Pull out every line below that contains the word "series".

● DATASET ENTRIES
*****
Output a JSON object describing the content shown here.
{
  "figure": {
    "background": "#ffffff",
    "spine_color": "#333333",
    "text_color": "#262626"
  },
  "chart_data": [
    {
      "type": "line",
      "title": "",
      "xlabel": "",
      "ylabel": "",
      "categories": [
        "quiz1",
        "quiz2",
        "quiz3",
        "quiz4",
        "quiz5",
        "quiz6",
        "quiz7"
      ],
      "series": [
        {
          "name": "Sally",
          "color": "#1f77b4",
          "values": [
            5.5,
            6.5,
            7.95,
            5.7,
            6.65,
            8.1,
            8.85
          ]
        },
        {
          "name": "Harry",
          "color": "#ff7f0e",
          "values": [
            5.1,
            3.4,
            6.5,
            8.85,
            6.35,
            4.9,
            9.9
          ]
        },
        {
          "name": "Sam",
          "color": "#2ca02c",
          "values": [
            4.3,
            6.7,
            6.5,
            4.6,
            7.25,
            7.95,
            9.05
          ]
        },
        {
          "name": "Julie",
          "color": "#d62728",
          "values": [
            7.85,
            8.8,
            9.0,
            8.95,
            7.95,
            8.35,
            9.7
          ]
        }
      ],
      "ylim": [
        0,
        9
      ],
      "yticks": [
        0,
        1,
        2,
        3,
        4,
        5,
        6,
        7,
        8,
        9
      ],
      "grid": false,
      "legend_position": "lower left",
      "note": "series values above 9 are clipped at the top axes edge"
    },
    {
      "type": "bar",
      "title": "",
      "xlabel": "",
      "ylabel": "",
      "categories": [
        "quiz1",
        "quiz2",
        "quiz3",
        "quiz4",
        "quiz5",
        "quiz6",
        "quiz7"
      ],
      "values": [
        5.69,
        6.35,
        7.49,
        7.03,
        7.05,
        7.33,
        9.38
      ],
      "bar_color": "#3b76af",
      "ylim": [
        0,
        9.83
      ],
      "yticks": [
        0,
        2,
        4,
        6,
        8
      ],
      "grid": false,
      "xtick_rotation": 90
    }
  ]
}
*****
● EXERCISE SOLUTION
      "series": [
      "note": "series values above 9 are clipped at the top axes edge"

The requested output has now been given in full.